> [Written instruction]: Print the records again, character for character.
== == ==
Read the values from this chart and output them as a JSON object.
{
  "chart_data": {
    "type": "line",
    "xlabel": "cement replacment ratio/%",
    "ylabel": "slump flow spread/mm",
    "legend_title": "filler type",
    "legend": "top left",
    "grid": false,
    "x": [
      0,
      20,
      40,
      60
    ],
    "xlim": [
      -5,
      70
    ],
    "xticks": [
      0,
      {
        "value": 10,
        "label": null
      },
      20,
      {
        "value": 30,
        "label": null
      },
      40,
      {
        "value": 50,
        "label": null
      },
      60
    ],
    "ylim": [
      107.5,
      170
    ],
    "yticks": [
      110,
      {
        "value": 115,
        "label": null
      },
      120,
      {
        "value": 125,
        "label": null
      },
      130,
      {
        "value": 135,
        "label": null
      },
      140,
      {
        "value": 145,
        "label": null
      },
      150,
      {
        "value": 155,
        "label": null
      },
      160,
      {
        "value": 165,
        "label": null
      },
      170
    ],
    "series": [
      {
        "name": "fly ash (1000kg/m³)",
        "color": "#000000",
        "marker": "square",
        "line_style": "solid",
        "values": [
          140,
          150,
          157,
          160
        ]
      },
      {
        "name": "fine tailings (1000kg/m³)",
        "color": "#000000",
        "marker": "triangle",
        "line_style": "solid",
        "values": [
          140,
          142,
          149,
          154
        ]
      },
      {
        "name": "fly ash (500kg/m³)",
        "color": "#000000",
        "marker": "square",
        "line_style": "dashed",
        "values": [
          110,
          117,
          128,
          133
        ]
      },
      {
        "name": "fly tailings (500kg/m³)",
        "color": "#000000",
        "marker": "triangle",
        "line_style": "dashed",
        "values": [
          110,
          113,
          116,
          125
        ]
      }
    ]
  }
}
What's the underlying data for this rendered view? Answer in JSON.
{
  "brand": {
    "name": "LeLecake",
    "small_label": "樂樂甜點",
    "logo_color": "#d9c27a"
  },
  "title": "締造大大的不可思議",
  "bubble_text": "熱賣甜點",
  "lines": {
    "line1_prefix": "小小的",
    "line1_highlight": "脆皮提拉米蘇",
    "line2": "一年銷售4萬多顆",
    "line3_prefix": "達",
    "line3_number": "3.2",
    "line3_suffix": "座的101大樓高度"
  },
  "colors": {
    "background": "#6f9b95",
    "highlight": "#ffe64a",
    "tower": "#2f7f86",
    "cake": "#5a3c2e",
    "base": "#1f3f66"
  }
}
== == ==
> [Result]:
Read the values from this chart and output them as a JSON object.
{
  "chart_data": {
    "type": "line",
    "xlabel": "cement replacment ratio/%",
    "ylabel": "slump flow spread/mm",
    "legend_title": "filler type",
    "legend": "top left",
    "grid": false,
    "x": [
      0,
      20,
      40,
      60
    ],
    "xlim": [
      -5,
      70
    ],
    "xticks": [
      0,
      {
        "value": 10,
        "label": null
      },
      20,
      {
        "value": 30,
        "label": null
      },
      40,
      {
        "value": 50,
        "label": null
      },
      60
    ],
    "ylim": [
      107.5,
      170
    ],
    "yticks": [
      110,
      {
        "value": 115,
        "label": null
      },
      120,
      {
        "value": 125,
        "label": null
      },
      130,
      {
        "value": 135,
        "label": null
      },
      140,
      {
        "value": 145,
        "label": null
      },
      150,
      {
        "value": 155,
        "label": null
      },
      160,
      {
        "value": 165,
        "label": null
      },
      170
    ],
    "series": [
      {
        "name": "fly ash (1000kg/m³)",
        "color": "#000000",
        "marker": "square",
        "line_style": "solid",
        "values": [
          140,
          150,
          157,
          160
        ]
      },
      {
        "name": "fine tailings (1000kg/m³)",
        "color": "#000000",
        "marker": "triangle",
        "line_style": "solid",
        "values": [
          140,
          142,
          149,
          154
        ]
      },
      {
        "name": "fly ash (500kg/m³)",
        "color": "#000000",
        "marker": "square",
        "line_style": "dashed",
        "values": [
          110,
          117,
          128,
          133
        ]
      },
      {
        "name": "fly tailings (500kg/m³)",
        "color": "#000000",
        "marker": "triangle",
        "line_style": "dashed",
        "values": [
          110,
          113,
          116,
          125
        ]
      }
    ]
  }
}
What's the underlying data for this rendered view? Answer in JSON.
{
  "brand": {
    "name": "LeLecake",
    "small_label": "樂樂甜點",
    "logo_color": "#d9c27a"
  },
  "title": "締造大大的不可思議",
  "bubble_text": "熱賣甜點",
  "lines": {
    "line1_prefix": "小小的",
    "line1_highlight": "脆皮提拉米蘇",
    "line2": "一年銷售4萬多顆",
    "line3_prefix": "達",
    "line3_number": "3.2",
    "line3_suffix": "座的101大樓高度"
  },
  "colors": {
    "background": "#6f9b95",
    "highlight": "#ffe64a",
    "tower": "#2f7f86",
    "cake": "#5a3c2e",
    "base": "#1f3f66"
  }
}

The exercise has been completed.